Records from a collection
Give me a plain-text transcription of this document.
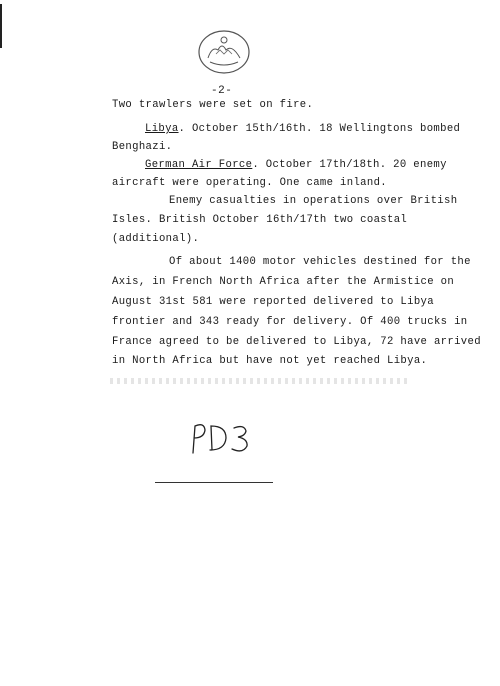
-2-
Two trawlers were set on fire.
Libya. October 15th/16th. 18 Wellingtons bombed
Benghazi.
German Air Force. October 17th/18th. 20 enemy
aircraft were operating. One came inland.
Enemy casualties in operations over British
Isles. British October 16th/17th two coastal
(additional).
Of about 1400 motor vehicles destined for the
Axis, in French North Africa after the Armistice on
August 31st 581 were reported delivered to Libya
frontier and 343 ready for delivery. Of 400 trucks in
France agreed to be delivered to Libya, 72 have arrived
in North Africa but have not yet reached Libya.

== EXERCISE DIRECTIONS ==
Select every line of the records holding the string "British".

== SOLUTION FOR THIS PROBLEM ==
Enemy casualties in operations over British
Isles. British October 16th/17th two coastal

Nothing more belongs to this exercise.